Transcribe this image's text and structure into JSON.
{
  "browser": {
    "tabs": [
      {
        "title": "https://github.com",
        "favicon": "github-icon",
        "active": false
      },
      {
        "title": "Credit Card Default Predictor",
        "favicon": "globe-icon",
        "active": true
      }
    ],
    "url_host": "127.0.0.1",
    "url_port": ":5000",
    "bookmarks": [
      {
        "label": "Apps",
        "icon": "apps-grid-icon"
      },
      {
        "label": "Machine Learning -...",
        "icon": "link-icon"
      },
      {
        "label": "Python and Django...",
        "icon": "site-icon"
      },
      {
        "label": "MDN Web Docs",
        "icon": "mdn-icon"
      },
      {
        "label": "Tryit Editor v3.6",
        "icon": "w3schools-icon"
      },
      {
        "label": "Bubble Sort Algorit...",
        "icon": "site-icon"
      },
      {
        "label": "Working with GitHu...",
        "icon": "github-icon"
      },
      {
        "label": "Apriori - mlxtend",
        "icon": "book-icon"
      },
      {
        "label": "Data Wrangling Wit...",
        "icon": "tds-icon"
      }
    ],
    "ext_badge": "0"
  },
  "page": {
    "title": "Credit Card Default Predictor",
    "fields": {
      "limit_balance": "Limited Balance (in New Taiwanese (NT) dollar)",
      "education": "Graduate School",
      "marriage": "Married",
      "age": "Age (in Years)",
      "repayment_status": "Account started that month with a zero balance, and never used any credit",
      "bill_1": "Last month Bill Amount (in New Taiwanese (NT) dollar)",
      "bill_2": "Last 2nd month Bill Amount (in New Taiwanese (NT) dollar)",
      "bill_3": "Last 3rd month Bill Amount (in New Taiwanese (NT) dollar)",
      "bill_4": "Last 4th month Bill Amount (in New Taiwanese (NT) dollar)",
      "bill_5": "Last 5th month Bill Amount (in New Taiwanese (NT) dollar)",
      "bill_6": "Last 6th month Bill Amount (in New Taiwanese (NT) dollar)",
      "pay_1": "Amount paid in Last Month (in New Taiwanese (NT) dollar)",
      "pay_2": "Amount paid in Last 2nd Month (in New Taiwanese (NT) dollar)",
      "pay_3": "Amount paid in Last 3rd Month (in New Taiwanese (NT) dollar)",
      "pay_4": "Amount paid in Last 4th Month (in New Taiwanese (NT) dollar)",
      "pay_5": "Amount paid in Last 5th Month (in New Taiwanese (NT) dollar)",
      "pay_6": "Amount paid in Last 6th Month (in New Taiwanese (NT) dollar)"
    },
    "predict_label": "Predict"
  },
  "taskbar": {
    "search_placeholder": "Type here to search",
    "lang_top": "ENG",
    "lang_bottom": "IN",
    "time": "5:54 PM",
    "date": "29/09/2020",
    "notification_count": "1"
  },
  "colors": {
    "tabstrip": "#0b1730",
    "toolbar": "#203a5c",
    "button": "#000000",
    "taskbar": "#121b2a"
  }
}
----
Print all of the entries exactly as they are written.

Transcribe this image's text and structure into JSON.
{
  "browser": {
    "tabs": [
      {
        "title": "https://github.com",
        "favicon": "github-icon",
        "active": false
      },
      {
        "title": "Credit Card Default Predictor",
        "favicon": "globe-icon",
        "active": true
      }
    ],
    "url_host": "127.0.0.1",
    "url_port": ":5000",
    "bookmarks": [
      {
        "label": "Apps",
        "icon": "apps-grid-icon"
      },
      {
        "label": "Machine Learning -...",
        "icon": "link-icon"
      },
      {
        "label": "Python and Django...",
        "icon": "site-icon"
      },
      {
        "label": "MDN Web Docs",
        "icon": "mdn-icon"
      },
      {
        "label": "Tryit Editor v3.6",
        "icon": "w3schools-icon"
      },
      {
        "label": "Bubble Sort Algorit...",
        "icon": "site-icon"
      },
      {
        "label": "Working with GitHu...",
        "icon": "github-icon"
      },
      {
        "label": "Apriori - mlxtend",
        "icon": "book-icon"
      },
      {
        "label": "Data Wrangling Wit...",
        "icon": "tds-icon"
      }
    ],
    "ext_badge": "0"
  },
  "page": {
    "title": "Credit Card Default Predictor",
    "fields": {
      "limit_balance": "Limited Balance (in New Taiwanese (NT) dollar)",
      "education": "Graduate School",
      "marriage": "Married",
      "age": "Age (in Years)",
      "repayment_status": "Account started that month with a zero balance, and never used any credit",
      "bill_1": "Last month Bill Amount (in New Taiwanese (NT) dollar)",
      "bill_2": "Last 2nd month Bill Amount (in New Taiwanese (NT) dollar)",
      "bill_3": "Last 3rd month Bill Amount (in New Taiwanese (NT) dollar)",
      "bill_4": "Last 4th month Bill Amount (in New Taiwanese (NT) dollar)",
      "bill_5": "Last 5th month Bill Amount (in New Taiwanese (NT) dollar)",
      "bill_6": "Last 6th month Bill Amount (in New Taiwanese (NT) dollar)",
      "pay_1": "Amount paid in Last Month (in New Taiwanese (NT) dollar)",
      "pay_2": "Amount paid in Last 2nd Month (in New Taiwanese (NT) dollar)",
      "pay_3": "Amount paid in Last 3rd Month (in New Taiwanese (NT) dollar)",
      "pay_4": "Amount paid in Last 4th Month (in New Taiwanese (NT) dollar)",
      "pay_5": "Amount paid in Last 5th Month (in New Taiwanese (NT) dollar)",
      "pay_6": "Amount paid in Last 6th Month (in New Taiwanese (NT) dollar)"
    },
    "predict_label": "Predict"
  },
  "taskbar": {
    "search_placeholder": "Type here to search",
    "lang_top": "ENG",
    "lang_bottom": "IN",
    "time": "5:54 PM",
    "date": "29/09/2020",
    "notification_count": "1"
  },
  "colors": {
    "tabstrip": "#0b1730",
    "toolbar": "#203a5c",
    "button": "#000000",
    "taskbar": "#121b2a"
  }
}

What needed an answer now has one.